# [Exercise prompt]
Copy out all the lines where "Flexion" shows up.

Figure dataset records:
----
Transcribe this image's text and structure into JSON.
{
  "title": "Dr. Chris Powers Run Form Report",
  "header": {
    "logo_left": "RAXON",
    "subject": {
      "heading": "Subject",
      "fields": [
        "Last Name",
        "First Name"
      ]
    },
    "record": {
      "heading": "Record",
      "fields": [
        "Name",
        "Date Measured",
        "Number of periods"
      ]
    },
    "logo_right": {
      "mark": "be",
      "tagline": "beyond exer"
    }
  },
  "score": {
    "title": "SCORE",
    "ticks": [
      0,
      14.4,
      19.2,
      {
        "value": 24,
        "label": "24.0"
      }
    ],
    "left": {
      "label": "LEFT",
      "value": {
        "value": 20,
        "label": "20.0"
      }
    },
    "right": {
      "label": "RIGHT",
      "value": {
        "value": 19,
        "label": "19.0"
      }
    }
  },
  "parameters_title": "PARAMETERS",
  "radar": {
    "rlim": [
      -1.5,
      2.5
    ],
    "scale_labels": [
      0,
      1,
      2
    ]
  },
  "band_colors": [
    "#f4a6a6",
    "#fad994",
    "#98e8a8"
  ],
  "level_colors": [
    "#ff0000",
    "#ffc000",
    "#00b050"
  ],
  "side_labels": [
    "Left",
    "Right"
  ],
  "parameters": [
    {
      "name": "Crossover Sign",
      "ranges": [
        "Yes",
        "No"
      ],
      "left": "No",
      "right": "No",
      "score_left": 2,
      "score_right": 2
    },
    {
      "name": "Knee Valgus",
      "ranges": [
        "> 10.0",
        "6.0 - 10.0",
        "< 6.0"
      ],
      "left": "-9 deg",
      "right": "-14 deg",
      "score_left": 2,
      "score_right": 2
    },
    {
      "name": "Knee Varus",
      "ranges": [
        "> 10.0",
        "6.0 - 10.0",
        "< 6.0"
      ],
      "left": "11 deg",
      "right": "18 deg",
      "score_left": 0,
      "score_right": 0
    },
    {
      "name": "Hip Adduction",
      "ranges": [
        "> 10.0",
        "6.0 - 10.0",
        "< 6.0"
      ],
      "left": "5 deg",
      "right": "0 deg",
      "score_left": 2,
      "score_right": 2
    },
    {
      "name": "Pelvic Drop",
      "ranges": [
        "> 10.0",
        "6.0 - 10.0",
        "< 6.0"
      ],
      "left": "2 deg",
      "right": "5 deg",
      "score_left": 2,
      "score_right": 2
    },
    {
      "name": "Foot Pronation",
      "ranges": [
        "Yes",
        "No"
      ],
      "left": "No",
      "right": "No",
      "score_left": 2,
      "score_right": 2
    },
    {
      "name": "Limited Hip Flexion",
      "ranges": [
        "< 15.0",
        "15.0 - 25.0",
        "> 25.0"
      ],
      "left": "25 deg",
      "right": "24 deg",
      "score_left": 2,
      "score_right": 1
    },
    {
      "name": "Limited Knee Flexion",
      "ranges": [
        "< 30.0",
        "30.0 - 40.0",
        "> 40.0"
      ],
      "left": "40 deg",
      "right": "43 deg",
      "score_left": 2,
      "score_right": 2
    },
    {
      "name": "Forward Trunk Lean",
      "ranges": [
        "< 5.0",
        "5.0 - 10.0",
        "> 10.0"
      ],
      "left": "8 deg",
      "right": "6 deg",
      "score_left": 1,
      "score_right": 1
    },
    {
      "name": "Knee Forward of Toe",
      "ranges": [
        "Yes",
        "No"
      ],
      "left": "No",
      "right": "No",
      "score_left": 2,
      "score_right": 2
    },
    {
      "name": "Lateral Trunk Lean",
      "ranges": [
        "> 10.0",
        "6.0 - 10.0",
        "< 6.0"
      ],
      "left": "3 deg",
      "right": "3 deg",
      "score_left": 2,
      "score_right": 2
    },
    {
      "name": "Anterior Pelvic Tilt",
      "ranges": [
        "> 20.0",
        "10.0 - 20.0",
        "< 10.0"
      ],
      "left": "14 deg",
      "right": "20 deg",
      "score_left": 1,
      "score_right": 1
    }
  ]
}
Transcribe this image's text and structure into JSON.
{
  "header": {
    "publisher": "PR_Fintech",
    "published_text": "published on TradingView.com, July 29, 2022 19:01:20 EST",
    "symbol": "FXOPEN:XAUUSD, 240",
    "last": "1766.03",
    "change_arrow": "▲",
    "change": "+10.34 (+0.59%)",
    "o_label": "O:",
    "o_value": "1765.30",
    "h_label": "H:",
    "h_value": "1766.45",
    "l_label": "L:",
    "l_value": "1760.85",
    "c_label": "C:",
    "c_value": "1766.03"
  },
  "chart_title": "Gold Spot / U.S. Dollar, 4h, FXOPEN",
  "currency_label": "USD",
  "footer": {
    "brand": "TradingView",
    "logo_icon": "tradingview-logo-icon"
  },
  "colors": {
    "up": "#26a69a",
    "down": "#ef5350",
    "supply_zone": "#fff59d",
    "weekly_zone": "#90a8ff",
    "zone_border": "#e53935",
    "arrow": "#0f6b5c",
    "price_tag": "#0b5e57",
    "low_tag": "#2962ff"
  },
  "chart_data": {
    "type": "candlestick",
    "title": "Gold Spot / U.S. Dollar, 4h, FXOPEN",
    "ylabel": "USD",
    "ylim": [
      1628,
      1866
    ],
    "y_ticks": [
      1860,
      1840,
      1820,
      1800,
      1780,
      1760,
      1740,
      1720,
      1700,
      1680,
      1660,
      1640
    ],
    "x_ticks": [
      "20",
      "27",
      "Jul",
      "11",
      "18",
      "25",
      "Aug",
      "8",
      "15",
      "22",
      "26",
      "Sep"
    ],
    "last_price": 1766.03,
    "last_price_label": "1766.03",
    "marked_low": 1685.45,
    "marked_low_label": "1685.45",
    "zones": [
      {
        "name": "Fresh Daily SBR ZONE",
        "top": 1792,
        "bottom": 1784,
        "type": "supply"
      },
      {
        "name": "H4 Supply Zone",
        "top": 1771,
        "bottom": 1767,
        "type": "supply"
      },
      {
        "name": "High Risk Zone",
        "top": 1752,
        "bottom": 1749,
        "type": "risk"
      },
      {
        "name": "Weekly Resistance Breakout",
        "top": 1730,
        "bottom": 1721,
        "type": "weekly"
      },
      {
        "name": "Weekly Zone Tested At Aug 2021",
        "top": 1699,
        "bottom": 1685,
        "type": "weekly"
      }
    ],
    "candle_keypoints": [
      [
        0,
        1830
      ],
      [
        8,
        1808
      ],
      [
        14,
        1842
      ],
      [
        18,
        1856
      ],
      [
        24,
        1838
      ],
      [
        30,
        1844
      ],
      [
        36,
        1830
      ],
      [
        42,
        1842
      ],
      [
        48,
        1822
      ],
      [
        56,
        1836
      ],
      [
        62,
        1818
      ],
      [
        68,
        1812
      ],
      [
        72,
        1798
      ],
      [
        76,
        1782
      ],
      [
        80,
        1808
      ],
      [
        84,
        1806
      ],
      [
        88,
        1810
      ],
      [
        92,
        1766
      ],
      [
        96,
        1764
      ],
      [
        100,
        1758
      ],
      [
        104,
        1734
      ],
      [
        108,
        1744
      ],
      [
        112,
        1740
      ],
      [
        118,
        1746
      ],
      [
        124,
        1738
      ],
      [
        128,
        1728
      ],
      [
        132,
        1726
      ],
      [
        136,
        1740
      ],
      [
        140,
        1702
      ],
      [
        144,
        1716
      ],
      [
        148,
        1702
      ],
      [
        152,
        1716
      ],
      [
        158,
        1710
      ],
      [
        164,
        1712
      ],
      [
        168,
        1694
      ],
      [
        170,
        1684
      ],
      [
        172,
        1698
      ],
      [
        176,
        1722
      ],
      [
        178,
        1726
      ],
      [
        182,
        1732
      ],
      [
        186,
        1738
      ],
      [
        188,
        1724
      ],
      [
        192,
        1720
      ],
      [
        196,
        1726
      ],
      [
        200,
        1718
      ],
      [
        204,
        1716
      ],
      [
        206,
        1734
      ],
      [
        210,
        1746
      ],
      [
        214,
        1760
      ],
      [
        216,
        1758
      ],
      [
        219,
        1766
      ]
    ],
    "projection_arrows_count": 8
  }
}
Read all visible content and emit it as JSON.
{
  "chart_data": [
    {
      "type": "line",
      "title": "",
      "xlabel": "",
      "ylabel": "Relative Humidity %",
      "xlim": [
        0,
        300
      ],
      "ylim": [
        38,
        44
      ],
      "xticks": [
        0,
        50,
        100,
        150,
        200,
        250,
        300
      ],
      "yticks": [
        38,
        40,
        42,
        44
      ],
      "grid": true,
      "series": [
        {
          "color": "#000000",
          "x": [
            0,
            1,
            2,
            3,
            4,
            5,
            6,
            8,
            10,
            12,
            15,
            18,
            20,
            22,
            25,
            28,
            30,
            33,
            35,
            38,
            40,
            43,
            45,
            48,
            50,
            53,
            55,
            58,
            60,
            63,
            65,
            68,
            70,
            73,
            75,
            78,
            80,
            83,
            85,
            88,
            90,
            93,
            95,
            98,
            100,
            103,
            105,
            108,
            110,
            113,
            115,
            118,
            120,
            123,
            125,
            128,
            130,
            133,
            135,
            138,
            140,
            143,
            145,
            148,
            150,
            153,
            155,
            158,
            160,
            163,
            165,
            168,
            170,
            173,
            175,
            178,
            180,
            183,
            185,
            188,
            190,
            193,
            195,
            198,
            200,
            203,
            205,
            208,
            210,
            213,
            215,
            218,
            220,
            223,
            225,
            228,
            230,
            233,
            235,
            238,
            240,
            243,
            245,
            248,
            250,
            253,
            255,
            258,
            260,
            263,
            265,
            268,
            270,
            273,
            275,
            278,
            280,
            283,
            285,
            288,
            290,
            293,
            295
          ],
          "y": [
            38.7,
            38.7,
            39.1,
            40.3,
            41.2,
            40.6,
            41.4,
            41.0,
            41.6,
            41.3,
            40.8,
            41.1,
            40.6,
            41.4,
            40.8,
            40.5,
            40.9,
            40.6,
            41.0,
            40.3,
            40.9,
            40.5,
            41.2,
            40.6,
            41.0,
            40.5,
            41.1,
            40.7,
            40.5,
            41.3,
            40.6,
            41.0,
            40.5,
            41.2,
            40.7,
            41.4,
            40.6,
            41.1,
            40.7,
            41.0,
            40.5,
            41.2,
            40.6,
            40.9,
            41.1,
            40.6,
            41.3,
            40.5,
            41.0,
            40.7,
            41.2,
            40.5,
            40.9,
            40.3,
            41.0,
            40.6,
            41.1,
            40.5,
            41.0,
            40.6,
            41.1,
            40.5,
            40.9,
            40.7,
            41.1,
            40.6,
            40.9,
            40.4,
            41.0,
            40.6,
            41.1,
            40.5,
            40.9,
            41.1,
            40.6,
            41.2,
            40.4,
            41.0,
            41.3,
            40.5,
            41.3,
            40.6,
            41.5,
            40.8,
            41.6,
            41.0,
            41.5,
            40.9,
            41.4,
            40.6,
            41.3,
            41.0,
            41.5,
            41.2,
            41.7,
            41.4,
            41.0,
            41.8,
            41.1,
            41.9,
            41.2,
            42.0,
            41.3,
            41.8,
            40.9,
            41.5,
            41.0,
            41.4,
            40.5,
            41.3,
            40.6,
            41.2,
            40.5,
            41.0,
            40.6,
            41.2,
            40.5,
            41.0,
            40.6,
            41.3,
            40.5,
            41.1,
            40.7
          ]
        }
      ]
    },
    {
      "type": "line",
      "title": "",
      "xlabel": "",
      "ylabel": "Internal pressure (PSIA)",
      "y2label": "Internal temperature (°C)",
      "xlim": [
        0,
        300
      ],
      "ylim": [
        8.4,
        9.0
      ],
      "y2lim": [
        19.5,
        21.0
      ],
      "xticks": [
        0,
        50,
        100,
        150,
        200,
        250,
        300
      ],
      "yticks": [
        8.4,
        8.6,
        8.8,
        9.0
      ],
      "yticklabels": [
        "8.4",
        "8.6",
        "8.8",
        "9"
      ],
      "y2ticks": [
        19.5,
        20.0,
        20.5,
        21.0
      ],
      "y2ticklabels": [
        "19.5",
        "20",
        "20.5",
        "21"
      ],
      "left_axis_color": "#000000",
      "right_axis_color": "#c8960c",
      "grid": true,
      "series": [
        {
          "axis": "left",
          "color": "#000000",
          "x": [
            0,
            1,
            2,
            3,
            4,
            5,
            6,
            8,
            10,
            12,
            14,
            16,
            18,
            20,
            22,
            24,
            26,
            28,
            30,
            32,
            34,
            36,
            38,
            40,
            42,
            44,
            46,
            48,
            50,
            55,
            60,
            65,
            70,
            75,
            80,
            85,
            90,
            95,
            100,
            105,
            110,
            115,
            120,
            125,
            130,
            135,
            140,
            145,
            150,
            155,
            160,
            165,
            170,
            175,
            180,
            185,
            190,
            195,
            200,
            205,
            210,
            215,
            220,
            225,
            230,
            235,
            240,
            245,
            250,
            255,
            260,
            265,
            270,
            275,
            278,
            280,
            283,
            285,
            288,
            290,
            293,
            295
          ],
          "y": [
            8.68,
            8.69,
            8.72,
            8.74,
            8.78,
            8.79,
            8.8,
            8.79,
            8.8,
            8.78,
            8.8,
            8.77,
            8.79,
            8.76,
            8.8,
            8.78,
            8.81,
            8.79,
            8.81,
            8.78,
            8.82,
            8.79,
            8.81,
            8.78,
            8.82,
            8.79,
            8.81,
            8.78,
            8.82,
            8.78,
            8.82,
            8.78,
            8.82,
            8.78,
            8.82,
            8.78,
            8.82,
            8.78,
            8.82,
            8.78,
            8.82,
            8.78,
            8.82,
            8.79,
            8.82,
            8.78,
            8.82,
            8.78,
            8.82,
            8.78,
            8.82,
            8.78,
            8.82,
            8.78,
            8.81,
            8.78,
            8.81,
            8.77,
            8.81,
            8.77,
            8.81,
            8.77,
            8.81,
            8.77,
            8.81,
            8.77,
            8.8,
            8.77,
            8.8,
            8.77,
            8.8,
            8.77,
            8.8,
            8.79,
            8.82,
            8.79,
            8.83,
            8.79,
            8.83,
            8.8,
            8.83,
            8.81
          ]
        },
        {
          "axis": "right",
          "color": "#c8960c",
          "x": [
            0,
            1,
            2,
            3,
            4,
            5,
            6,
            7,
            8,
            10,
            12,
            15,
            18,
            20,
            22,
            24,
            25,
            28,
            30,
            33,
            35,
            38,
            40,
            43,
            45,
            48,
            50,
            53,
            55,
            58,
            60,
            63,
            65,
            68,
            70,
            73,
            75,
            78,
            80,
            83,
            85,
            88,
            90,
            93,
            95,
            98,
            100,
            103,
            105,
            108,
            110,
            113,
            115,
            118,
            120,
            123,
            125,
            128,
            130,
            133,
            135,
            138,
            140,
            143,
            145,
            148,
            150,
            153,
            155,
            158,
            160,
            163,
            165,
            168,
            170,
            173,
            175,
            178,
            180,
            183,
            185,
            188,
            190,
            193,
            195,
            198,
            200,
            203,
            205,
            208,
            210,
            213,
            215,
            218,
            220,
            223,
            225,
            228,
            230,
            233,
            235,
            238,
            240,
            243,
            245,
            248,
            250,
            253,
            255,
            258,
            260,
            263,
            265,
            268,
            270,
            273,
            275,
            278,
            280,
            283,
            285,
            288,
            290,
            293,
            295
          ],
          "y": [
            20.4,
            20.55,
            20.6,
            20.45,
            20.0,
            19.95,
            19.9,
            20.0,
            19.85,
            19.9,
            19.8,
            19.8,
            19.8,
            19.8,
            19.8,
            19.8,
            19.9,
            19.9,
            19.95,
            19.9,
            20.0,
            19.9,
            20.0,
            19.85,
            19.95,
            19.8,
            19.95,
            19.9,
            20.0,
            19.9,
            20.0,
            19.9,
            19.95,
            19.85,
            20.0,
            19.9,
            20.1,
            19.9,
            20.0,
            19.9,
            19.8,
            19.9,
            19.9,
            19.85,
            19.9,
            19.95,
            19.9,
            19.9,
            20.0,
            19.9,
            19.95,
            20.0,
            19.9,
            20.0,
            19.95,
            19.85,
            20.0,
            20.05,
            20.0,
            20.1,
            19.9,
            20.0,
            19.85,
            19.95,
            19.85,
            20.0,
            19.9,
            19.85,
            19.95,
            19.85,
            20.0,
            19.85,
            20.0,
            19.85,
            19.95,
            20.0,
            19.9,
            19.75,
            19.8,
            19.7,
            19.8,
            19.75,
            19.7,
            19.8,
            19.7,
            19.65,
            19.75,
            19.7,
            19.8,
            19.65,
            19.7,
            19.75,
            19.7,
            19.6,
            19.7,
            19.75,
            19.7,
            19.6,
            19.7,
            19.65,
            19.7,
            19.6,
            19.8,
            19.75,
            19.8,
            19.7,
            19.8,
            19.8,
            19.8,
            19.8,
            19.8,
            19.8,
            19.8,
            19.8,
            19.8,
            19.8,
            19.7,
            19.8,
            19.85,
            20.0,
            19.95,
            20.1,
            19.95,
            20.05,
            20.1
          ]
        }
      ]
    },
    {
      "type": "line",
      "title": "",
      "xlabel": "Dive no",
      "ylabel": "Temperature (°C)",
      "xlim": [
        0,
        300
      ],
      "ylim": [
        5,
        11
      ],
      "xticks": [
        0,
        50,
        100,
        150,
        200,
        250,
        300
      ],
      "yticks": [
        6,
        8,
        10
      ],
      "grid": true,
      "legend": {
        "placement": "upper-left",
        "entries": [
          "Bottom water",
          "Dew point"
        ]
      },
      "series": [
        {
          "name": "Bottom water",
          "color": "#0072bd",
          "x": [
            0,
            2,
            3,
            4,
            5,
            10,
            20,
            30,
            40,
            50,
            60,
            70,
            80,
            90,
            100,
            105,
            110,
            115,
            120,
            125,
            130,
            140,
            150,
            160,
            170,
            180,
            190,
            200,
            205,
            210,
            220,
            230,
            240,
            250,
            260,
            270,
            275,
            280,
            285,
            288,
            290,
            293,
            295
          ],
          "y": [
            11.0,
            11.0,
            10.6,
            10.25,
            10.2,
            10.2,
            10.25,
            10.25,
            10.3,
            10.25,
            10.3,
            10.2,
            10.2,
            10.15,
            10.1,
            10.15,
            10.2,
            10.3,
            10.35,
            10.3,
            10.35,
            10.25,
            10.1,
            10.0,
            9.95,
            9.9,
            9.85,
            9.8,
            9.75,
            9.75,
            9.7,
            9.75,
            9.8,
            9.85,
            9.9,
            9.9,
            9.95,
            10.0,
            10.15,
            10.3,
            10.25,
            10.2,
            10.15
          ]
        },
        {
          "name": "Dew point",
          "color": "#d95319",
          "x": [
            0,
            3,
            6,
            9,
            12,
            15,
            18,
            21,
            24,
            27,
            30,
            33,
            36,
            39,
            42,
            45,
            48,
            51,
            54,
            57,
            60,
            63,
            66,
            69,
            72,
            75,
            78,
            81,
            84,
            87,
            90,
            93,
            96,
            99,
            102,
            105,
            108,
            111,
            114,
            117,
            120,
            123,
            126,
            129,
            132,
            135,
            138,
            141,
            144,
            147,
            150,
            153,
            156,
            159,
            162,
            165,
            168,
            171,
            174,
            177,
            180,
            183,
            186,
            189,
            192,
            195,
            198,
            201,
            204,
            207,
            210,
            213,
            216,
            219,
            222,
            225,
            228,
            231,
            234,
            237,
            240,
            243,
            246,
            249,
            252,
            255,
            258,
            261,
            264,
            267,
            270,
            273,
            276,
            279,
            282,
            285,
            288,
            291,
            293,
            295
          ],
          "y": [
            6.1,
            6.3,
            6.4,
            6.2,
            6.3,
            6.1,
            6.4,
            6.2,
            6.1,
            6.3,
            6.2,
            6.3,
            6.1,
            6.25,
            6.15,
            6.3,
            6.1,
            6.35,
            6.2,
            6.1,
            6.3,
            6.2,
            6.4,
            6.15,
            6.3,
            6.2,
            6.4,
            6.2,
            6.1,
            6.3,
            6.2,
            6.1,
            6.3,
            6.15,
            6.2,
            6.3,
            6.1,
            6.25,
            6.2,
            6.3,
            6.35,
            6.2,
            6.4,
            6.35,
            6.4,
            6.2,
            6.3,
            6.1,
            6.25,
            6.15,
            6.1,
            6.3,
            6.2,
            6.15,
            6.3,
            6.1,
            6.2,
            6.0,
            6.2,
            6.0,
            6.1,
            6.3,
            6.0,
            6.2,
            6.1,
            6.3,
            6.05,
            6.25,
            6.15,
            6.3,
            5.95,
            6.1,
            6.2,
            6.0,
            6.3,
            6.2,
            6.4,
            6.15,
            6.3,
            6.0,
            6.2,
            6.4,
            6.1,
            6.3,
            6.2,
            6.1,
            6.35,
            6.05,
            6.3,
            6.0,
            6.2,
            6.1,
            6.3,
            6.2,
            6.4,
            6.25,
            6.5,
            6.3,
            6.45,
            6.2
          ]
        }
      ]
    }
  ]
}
----
# [Written solution]
      "name": "Limited Hip Flexion",
      "name": "Limited Knee Flexion",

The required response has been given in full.